== Source material ==

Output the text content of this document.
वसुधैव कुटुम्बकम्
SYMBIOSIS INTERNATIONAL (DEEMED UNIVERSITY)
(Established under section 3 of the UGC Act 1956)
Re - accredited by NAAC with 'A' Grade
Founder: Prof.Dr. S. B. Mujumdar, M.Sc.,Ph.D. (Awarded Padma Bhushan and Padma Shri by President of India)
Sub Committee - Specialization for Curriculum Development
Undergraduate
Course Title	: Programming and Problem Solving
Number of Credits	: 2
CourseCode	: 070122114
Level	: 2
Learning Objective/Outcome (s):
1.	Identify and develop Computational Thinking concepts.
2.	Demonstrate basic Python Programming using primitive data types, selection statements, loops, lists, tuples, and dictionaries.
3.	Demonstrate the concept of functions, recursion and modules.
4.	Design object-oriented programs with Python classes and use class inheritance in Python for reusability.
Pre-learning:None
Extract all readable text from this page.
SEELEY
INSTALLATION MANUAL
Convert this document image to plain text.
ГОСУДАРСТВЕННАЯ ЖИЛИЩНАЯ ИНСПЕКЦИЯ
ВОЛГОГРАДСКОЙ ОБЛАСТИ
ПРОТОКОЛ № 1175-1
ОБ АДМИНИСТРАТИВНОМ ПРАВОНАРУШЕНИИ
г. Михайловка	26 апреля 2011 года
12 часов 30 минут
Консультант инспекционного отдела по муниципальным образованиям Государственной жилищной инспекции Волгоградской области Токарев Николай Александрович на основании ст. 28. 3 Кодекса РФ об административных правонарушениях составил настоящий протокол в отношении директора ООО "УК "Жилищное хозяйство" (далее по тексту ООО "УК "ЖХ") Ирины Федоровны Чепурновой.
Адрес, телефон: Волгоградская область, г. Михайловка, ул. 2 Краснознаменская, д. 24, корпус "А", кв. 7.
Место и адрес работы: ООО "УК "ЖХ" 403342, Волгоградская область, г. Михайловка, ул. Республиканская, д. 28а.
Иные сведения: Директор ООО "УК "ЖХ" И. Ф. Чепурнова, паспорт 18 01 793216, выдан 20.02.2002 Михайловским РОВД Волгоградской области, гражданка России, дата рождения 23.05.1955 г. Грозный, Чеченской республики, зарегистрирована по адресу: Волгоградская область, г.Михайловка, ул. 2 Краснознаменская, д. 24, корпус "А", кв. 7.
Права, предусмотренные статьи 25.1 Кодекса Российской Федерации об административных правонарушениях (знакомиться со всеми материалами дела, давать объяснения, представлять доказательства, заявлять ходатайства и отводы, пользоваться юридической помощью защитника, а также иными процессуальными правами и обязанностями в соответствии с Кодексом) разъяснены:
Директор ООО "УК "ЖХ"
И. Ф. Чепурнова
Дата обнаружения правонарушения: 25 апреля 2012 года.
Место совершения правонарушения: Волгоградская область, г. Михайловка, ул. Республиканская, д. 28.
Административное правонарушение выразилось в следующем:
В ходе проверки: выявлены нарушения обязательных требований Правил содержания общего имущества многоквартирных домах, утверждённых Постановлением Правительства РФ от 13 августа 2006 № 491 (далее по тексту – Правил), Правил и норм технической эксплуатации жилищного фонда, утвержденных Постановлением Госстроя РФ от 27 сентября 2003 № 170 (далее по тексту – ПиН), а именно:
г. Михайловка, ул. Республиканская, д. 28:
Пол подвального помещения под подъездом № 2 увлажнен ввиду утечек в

===

Exercise goal: From the records above, please extract every line and repeat it exactly.

Reply:
Output the text content of this document.
वसुधैव कुटुम्बकम्
SYMBIOSIS INTERNATIONAL (DEEMED UNIVERSITY)
(Established under section 3 of the UGC Act 1956)
Re - accredited by NAAC with 'A' Grade
Founder: Prof.Dr. S. B. Mujumdar, M.Sc.,Ph.D. (Awarded Padma Bhushan and Padma Shri by President of India)
Sub Committee - Specialization for Curriculum Development
Undergraduate
Course Title	: Programming and Problem Solving
Number of Credits	: 2
CourseCode	: 070122114
Level	: 2
Learning Objective/Outcome (s):
1.	Identify and develop Computational Thinking concepts.
2.	Demonstrate basic Python Programming using primitive data types, selection statements, loops, lists, tuples, and dictionaries.
3.	Demonstrate the concept of functions, recursion and modules.
4.	Design object-oriented programs with Python classes and use class inheritance in Python for reusability.
Pre-learning:None
Extract all readable text from this page.
SEELEY
INSTALLATION MANUAL
Convert this document image to plain text.
ГОСУДАРСТВЕННАЯ ЖИЛИЩНАЯ ИНСПЕКЦИЯ
ВОЛГОГРАДСКОЙ ОБЛАСТИ
ПРОТОКОЛ № 1175-1
ОБ АДМИНИСТРАТИВНОМ ПРАВОНАРУШЕНИИ
г. Михайловка	26 апреля 2011 года
12 часов 30 минут
Консультант инспекционного отдела по муниципальным образованиям Государственной жилищной инспекции Волгоградской области Токарев Николай Александрович на основании ст. 28. 3 Кодекса РФ об административных правонарушениях составил настоящий протокол в отношении директора ООО "УК "Жилищное хозяйство" (далее по тексту ООО "УК "ЖХ") Ирины Федоровны Чепурновой.
Адрес, телефон: Волгоградская область, г. Михайловка, ул. 2 Краснознаменская, д. 24, корпус "А", кв. 7.
Место и адрес работы: ООО "УК "ЖХ" 403342, Волгоградская область, г. Михайловка, ул. Республиканская, д. 28а.
Иные сведения: Директор ООО "УК "ЖХ" И. Ф. Чепурнова, паспорт 18 01 793216, выдан 20.02.2002 Михайловским РОВД Волгоградской области, гражданка России, дата рождения 23.05.1955 г. Грозный, Чеченской республики, зарегистрирована по адресу: Волгоградская область, г.Михайловка, ул. 2 Краснознаменская, д. 24, корпус "А", кв. 7.
Права, предусмотренные статьи 25.1 Кодекса Российской Федерации об административных правонарушениях (знакомиться со всеми материалами дела, давать объяснения, представлять доказательства, заявлять ходатайства и отводы, пользоваться юридической помощью защитника, а также иными процессуальными правами и обязанностями в соответствии с Кодексом) разъяснены:
Директор ООО "УК "ЖХ"
И. Ф. Чепурнова
Дата обнаружения правонарушения: 25 апреля 2012 года.
Место совершения правонарушения: Волгоградская область, г. Михайловка, ул. Республиканская, д. 28.
Административное правонарушение выразилось в следующем:
В ходе проверки: выявлены нарушения обязательных требований Правил содержания общего имущества многоквартирных домах, утверждённых Постановлением Правительства РФ от 13 августа 2006 № 491 (далее по тексту – Правил), Правил и норм технической эксплуатации жилищного фонда, утвержденных Постановлением Госстроя РФ от 27 сентября 2003 № 170 (далее по тексту – ПиН), а именно:
г. Михайловка, ул. Республиканская, д. 28:
Пол подвального помещения под подъездом № 2 увлажнен ввиду утечек в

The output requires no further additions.